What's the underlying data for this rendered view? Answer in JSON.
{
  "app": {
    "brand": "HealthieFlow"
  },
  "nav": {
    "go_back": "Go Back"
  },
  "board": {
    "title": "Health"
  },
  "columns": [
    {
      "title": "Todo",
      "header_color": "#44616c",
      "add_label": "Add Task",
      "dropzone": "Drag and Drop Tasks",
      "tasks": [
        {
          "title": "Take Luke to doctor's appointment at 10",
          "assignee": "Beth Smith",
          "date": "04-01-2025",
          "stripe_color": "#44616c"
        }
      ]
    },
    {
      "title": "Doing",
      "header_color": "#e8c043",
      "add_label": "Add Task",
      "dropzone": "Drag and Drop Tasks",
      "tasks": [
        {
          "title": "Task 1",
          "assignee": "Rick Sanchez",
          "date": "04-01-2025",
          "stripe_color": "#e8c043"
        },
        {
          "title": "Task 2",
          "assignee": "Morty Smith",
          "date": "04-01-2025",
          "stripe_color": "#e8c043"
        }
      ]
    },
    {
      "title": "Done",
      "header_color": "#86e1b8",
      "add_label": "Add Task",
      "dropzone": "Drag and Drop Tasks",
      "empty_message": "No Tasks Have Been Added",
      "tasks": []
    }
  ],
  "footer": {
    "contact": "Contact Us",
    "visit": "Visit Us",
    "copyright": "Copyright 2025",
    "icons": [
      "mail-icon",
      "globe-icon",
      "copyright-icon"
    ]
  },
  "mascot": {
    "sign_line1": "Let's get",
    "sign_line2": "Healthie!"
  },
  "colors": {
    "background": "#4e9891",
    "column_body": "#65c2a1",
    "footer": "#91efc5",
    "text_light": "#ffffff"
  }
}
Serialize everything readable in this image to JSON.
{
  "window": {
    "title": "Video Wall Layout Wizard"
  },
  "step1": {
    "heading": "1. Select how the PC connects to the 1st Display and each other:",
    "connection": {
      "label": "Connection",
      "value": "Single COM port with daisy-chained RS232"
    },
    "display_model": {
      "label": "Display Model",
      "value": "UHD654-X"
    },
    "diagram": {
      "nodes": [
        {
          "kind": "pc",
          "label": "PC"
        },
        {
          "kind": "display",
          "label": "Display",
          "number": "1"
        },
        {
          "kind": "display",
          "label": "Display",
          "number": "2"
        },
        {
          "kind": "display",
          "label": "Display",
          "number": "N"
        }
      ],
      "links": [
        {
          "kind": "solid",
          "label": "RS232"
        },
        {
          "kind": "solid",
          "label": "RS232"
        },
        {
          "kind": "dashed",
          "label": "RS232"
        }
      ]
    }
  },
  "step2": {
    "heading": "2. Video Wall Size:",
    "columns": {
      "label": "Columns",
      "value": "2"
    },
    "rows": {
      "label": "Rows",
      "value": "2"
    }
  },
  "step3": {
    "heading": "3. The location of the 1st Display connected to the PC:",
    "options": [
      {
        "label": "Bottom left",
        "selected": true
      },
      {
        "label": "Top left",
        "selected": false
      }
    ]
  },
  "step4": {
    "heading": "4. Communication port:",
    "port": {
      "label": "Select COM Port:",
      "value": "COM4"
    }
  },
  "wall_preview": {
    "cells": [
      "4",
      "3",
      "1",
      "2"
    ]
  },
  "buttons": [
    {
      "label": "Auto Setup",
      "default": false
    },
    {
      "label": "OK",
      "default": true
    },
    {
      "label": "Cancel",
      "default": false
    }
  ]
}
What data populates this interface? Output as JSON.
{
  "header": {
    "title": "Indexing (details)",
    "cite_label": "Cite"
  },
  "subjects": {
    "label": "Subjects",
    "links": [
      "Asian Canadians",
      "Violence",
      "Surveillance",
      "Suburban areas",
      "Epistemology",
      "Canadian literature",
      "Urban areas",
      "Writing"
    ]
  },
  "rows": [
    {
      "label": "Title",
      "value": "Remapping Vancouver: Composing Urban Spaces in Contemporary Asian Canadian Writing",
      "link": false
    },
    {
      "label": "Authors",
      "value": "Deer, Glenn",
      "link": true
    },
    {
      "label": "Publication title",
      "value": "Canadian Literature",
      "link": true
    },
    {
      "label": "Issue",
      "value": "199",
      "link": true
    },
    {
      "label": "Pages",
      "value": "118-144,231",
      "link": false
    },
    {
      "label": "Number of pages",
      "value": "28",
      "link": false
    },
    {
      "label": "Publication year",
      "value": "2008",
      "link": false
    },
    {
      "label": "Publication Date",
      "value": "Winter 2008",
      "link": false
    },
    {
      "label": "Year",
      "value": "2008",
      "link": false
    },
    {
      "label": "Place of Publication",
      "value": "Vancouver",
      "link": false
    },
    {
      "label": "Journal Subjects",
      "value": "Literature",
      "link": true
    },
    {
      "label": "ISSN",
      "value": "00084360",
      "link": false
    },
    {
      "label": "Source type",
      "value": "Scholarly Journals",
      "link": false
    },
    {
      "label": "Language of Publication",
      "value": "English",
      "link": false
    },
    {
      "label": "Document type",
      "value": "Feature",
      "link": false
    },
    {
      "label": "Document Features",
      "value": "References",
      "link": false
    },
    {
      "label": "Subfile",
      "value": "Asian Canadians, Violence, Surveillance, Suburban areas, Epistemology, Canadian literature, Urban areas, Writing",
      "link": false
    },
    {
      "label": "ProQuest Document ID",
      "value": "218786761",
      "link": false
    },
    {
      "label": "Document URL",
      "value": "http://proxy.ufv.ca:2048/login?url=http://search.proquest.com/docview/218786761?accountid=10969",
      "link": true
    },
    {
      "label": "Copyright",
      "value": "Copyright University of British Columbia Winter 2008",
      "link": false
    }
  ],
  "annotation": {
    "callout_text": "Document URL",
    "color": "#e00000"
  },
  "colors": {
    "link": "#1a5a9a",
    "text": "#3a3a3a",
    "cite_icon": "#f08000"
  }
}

§ YOUR GOAL:
Collect the lines that hold "data".

§ CORRECT ANSWER:
What's the underlying data for this rendered view? Answer in JSON.
What data populates this interface? Output as JSON.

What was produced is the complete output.